> GIVEN INSTRUCTION:
Transcribe all of the material exactly, except for its pictures.

> RAW DATA:
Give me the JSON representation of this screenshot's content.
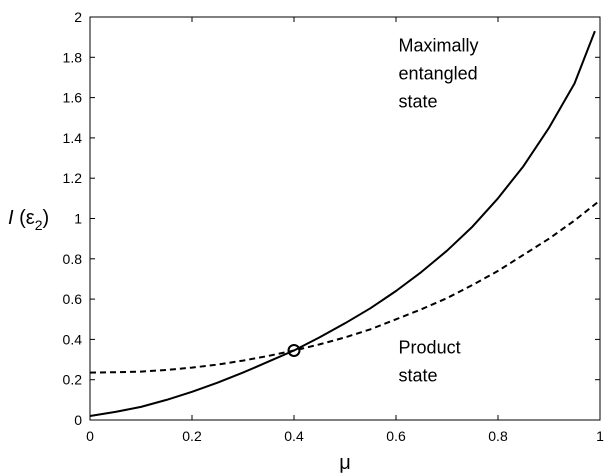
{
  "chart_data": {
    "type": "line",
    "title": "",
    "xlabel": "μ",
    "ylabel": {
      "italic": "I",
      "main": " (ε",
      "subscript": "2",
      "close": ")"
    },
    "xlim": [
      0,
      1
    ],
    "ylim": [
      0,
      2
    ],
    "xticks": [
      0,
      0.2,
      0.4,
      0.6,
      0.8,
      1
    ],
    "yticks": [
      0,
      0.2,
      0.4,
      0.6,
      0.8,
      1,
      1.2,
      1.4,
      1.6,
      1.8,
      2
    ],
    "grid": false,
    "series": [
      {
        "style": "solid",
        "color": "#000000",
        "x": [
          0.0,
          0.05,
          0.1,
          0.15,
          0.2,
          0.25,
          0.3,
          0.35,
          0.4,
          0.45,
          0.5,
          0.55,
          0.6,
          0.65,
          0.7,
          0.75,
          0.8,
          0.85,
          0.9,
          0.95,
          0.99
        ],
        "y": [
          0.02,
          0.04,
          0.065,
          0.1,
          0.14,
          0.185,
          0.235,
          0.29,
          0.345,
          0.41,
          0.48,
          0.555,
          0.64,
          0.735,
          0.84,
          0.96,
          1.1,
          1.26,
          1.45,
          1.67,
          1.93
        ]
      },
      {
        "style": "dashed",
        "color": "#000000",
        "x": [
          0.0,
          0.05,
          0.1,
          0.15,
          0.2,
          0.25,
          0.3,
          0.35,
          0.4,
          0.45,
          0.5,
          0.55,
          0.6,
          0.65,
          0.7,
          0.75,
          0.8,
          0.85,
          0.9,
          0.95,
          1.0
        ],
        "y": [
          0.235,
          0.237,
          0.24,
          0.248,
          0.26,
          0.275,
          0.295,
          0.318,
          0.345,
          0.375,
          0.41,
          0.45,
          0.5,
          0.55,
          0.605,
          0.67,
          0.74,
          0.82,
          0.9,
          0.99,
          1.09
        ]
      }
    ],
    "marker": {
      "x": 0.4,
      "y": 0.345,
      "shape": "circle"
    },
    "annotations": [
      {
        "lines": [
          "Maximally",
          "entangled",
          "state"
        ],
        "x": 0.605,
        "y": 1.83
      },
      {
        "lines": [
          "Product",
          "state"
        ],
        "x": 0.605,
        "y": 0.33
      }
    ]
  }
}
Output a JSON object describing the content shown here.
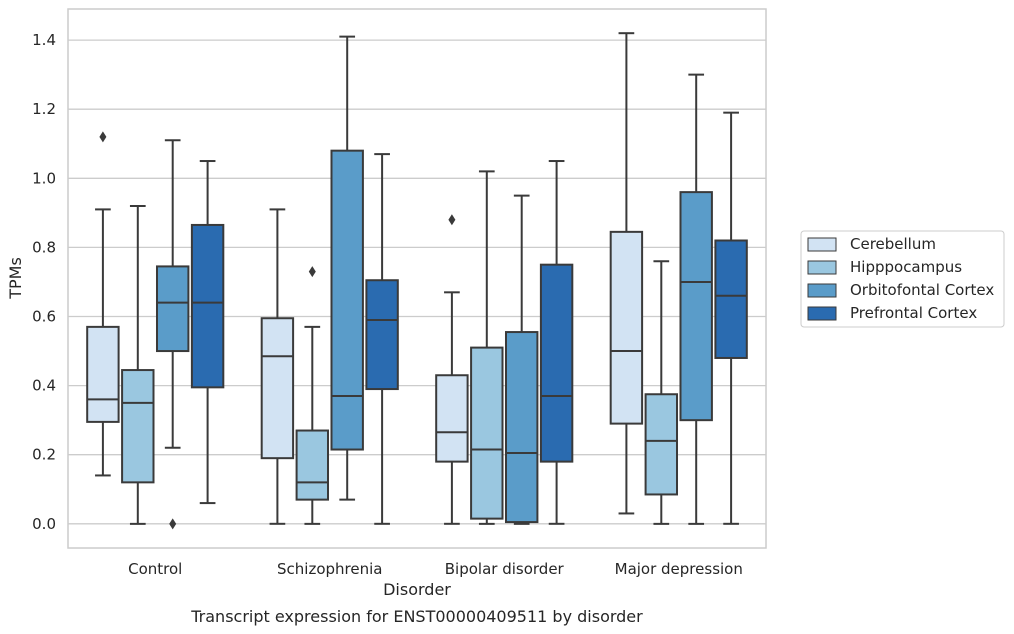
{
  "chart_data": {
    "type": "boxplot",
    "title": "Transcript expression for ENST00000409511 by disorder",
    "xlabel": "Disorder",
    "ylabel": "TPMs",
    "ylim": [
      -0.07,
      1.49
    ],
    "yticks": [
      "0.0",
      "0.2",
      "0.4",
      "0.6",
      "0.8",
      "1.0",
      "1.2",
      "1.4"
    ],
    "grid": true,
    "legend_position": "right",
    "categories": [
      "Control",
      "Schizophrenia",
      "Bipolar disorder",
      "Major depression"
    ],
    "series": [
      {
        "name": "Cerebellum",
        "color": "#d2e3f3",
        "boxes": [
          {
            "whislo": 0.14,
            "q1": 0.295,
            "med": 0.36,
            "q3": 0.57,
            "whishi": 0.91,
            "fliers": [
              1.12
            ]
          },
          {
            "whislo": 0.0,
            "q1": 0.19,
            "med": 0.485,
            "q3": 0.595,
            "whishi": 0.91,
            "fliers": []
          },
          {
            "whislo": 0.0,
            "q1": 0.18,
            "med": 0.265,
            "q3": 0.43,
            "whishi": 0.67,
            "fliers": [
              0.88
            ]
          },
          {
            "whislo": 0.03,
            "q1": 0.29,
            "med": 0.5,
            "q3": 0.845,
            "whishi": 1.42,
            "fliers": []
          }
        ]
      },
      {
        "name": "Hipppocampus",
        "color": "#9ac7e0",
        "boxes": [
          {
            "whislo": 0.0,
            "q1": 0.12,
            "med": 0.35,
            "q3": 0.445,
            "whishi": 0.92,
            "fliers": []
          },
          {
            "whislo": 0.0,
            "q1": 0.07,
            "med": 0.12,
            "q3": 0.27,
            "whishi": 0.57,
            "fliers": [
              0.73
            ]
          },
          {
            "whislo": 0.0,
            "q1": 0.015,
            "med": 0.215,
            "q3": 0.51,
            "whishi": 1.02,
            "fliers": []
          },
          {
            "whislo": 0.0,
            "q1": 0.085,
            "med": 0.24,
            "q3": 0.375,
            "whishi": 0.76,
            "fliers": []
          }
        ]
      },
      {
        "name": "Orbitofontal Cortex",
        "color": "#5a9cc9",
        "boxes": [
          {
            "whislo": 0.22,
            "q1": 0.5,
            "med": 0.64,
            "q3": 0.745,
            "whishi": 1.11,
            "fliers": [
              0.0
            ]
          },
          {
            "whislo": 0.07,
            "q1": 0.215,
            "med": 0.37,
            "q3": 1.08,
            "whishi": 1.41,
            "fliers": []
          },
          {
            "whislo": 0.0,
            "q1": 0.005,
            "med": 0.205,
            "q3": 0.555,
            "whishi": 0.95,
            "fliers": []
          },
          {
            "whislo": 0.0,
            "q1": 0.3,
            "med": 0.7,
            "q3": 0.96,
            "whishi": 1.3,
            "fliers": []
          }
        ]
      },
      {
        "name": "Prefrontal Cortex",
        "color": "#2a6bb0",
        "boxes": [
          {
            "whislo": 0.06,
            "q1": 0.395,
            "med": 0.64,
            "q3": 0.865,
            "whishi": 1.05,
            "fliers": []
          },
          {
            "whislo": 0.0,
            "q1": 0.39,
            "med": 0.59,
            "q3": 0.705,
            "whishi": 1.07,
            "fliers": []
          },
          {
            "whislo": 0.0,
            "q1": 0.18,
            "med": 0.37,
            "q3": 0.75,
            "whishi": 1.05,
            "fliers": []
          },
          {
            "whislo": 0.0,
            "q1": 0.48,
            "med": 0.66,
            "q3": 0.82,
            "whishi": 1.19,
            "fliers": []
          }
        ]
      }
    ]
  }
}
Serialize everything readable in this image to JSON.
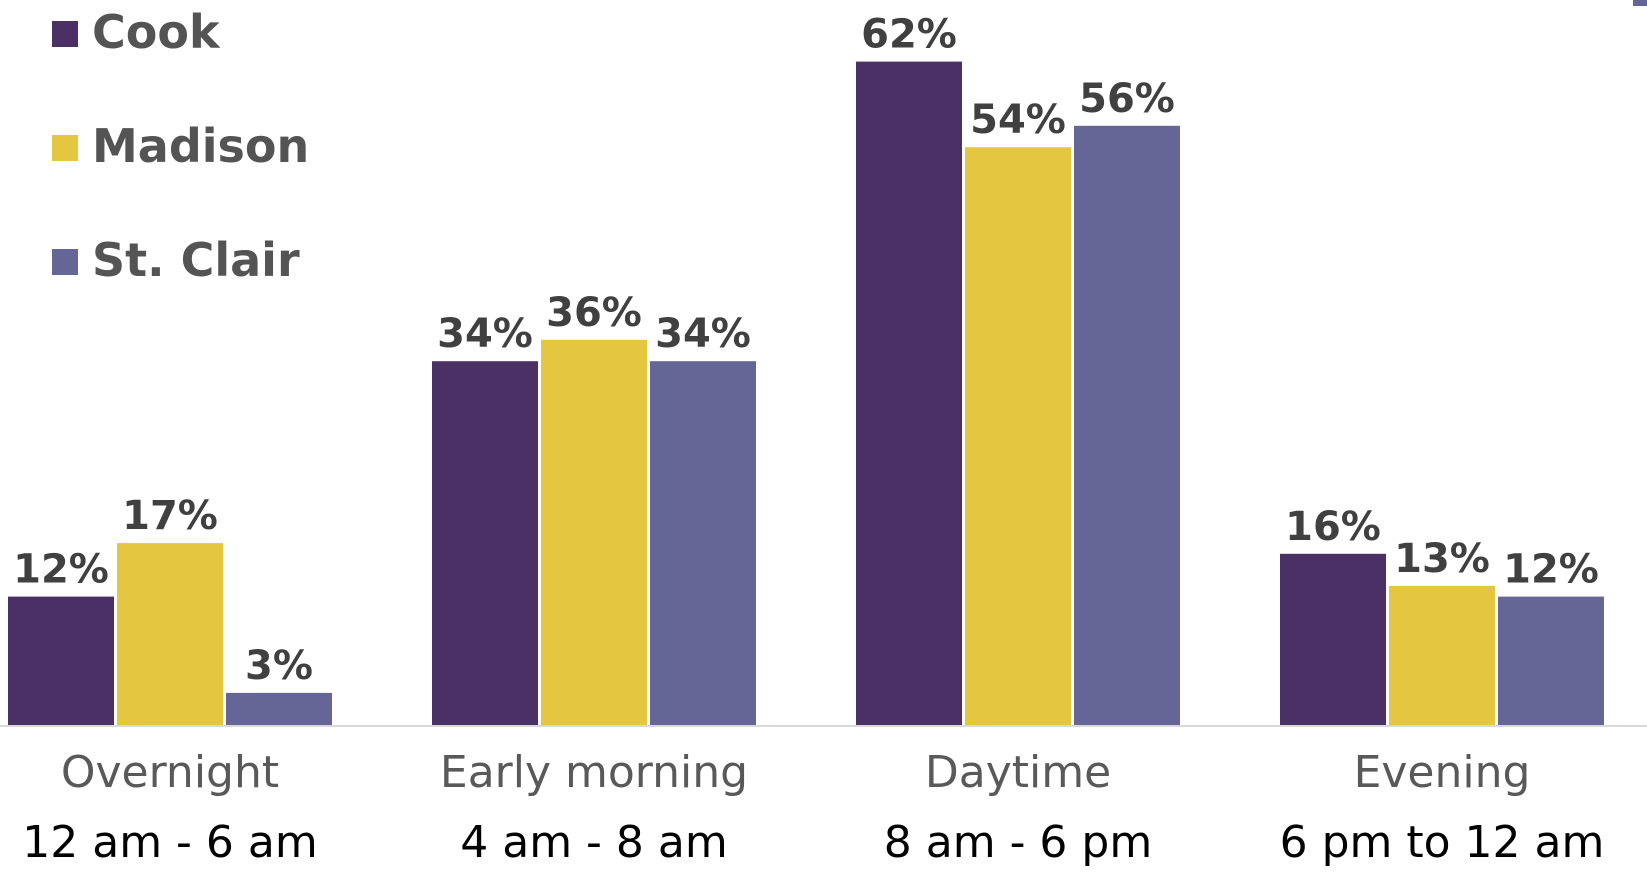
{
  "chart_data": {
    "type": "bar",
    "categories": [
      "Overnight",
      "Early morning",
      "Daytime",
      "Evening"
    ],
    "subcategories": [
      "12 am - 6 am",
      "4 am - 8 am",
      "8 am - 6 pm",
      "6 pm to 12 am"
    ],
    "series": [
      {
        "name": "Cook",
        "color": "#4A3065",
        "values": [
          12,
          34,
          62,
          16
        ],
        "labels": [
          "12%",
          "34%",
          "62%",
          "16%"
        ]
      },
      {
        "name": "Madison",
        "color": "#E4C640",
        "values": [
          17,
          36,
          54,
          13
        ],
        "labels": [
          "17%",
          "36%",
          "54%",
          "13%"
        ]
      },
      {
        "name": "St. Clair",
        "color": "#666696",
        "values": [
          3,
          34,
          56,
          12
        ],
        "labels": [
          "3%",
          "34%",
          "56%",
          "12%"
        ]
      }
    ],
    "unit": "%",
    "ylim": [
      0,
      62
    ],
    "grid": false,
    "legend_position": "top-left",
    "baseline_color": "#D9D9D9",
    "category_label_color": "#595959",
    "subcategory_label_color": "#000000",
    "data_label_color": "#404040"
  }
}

> EXPECTED ANSWER:
Give me the JSON representation of this screenshot's content.
{
  "chart_data": {
    "type": "line",
    "title": "",
    "xlabel": "μ",
    "ylabel": {
      "italic": "I",
      "main": " (ε",
      "subscript": "2",
      "close": ")"
    },
    "xlim": [
      0,
      1
    ],
    "ylim": [
      0,
      2
    ],
    "xticks": [
      0,
      0.2,
      0.4,
      0.6,
      0.8,
      1
    ],
    "yticks": [
      0,
      0.2,
      0.4,
      0.6,
      0.8,
      1,
      1.2,
      1.4,
      1.6,
      1.8,
      2
    ],
    "grid": false,
    "series": [
      {
        "style": "solid",
        "color": "#000000",
        "x": [
          0.0,
          0.05,
          0.1,
          0.15,
          0.2,
          0.25,
          0.3,
          0.35,
          0.4,
          0.45,
          0.5,
          0.55,
          0.6,
          0.65,
          0.7,
          0.75,
          0.8,
          0.85,
          0.9,
          0.95,
          0.99
        ],
        "y": [
          0.02,
          0.04,
          0.065,
          0.1,
          0.14,
          0.185,
          0.235,
          0.29,
          0.345,
          0.41,
          0.48,
          0.555,
          0.64,
          0.735,
          0.84,
          0.96,
          1.1,
          1.26,
          1.45,
          1.67,
          1.93
        ]
      },
      {
        "style": "dashed",
        "color": "#000000",
        "x": [
          0.0,
          0.05,
          0.1,
          0.15,
          0.2,
          0.25,
          0.3,
          0.35,
          0.4,
          0.45,
          0.5,
          0.55,
          0.6,
          0.65,
          0.7,
          0.75,
          0.8,
          0.85,
          0.9,
          0.95,
          1.0
        ],
        "y": [
          0.235,
          0.237,
          0.24,
          0.248,
          0.26,
          0.275,
          0.295,
          0.318,
          0.345,
          0.375,
          0.41,
          0.45,
          0.5,
          0.55,
          0.605,
          0.67,
          0.74,
          0.82,
          0.9,
          0.99,
          1.09
        ]
      }
    ],
    "marker": {
      "x": 0.4,
      "y": 0.345,
      "shape": "circle"
    },
    "annotations": [
      {
        "lines": [
          "Maximally",
          "entangled",
          "state"
        ],
        "x": 0.605,
        "y": 1.83
      },
      {
        "lines": [
          "Product",
          "state"
        ],
        "x": 0.605,
        "y": 0.33
      }
    ]
  }
}
Output a JSON object describing the content shown here.
{
  "chart_data": {
    "type": "boxplot",
    "title": "Transcript expression for ENST00000409511 by disorder",
    "xlabel": "Disorder",
    "ylabel": "TPMs",
    "ylim": [
      -0.07,
      1.49
    ],
    "yticks": [
      "0.0",
      "0.2",
      "0.4",
      "0.6",
      "0.8",
      "1.0",
      "1.2",
      "1.4"
    ],
    "grid": true,
    "legend_position": "right",
    "categories": [
      "Control",
      "Schizophrenia",
      "Bipolar disorder",
      "Major depression"
    ],
    "series": [
      {
        "name": "Cerebellum",
        "color": "#d2e3f3",
        "boxes": [
          {
            "whislo": 0.14,
            "q1": 0.295,
            "med": 0.36,
            "q3": 0.57,
            "whishi": 0.91,
            "fliers": [
              1.12
            ]
          },
          {
            "whislo": 0.0,
            "q1": 0.19,
            "med": 0.485,
            "q3": 0.595,
            "whishi": 0.91,
            "fliers": []
          },
          {
            "whislo": 0.0,
            "q1": 0.18,
            "med": 0.265,
            "q3": 0.43,
            "whishi": 0.67,
            "fliers": [
              0.88
            ]
          },
          {
            "whislo": 0.03,
            "q1": 0.29,
            "med": 0.5,
            "q3": 0.845,
            "whishi": 1.42,
            "fliers": []
          }
        ]
      },
      {
        "name": "Hipppocampus",
        "color": "#9ac7e0",
        "boxes": [
          {
            "whislo": 0.0,
            "q1": 0.12,
            "med": 0.35,
            "q3": 0.445,
            "whishi": 0.92,
            "fliers": []
          },
          {
            "whislo": 0.0,
            "q1": 0.07,
            "med": 0.12,
            "q3": 0.27,
            "whishi": 0.57,
            "fliers": [
              0.73
            ]
          },
          {
            "whislo": 0.0,
            "q1": 0.015,
            "med": 0.215,
            "q3": 0.51,
            "whishi": 1.02,
            "fliers": []
          },
          {
            "whislo": 0.0,
            "q1": 0.085,
            "med": 0.24,
            "q3": 0.375,
            "whishi": 0.76,
            "fliers": []
          }
        ]
      },
      {
        "name": "Orbitofontal Cortex",
        "color": "#5a9cc9",
        "boxes": [
          {
            "whislo": 0.22,
            "q1": 0.5,
            "med": 0.64,
            "q3": 0.745,
            "whishi": 1.11,
            "fliers": [
              0.0
            ]
          },
          {
            "whislo": 0.07,
            "q1": 0.215,
            "med": 0.37,
            "q3": 1.08,
            "whishi": 1.41,
            "fliers": []
          },
          {
            "whislo": 0.0,
            "q1": 0.005,
            "med": 0.205,
            "q3": 0.555,
            "whishi": 0.95,
            "fliers": []
          },
          {
            "whislo": 0.0,
            "q1": 0.3,
            "med": 0.7,
            "q3": 0.96,
            "whishi": 1.3,
            "fliers": []
          }
        ]
      },
      {
        "name": "Prefrontal Cortex",
        "color": "#2a6bb0",
        "boxes": [
          {
            "whislo": 0.06,
            "q1": 0.395,
            "med": 0.64,
            "q3": 0.865,
            "whishi": 1.05,
            "fliers": []
          },
          {
            "whislo": 0.0,
            "q1": 0.39,
            "med": 0.59,
            "q3": 0.705,
            "whishi": 1.07,
            "fliers": []
          },
          {
            "whislo": 0.0,
            "q1": 0.18,
            "med": 0.37,
            "q3": 0.75,
            "whishi": 1.05,
            "fliers": []
          },
          {
            "whislo": 0.0,
            "q1": 0.48,
            "med": 0.66,
            "q3": 0.82,
            "whishi": 1.19,
            "fliers": []
          }
        ]
      }
    ]
  }
}
Serialize everything readable in this image to JSON.
{
  "chart_data": {
    "type": "bar",
    "categories": [
      "Overnight",
      "Early morning",
      "Daytime",
      "Evening"
    ],
    "subcategories": [
      "12 am - 6 am",
      "4 am - 8 am",
      "8 am - 6 pm",
      "6 pm to 12 am"
    ],
    "series": [
      {
        "name": "Cook",
        "color": "#4A3065",
        "values": [
          12,
          34,
          62,
          16
        ],
        "labels": [
          "12%",
          "34%",
          "62%",
          "16%"
        ]
      },
      {
        "name": "Madison",
        "color": "#E4C640",
        "values": [
          17,
          36,
          54,
          13
        ],
        "labels": [
          "17%",
          "36%",
          "54%",
          "13%"
        ]
      },
      {
        "name": "St. Clair",
        "color": "#666696",
        "values": [
          3,
          34,
          56,
          12
        ],
        "labels": [
          "3%",
          "34%",
          "56%",
          "12%"
        ]
      }
    ],
    "unit": "%",
    "ylim": [
      0,
      62
    ],
    "grid": false,
    "legend_position": "top-left",
    "baseline_color": "#D9D9D9",
    "category_label_color": "#595959",
    "subcategory_label_color": "#000000",
    "data_label_color": "#404040"
  }
}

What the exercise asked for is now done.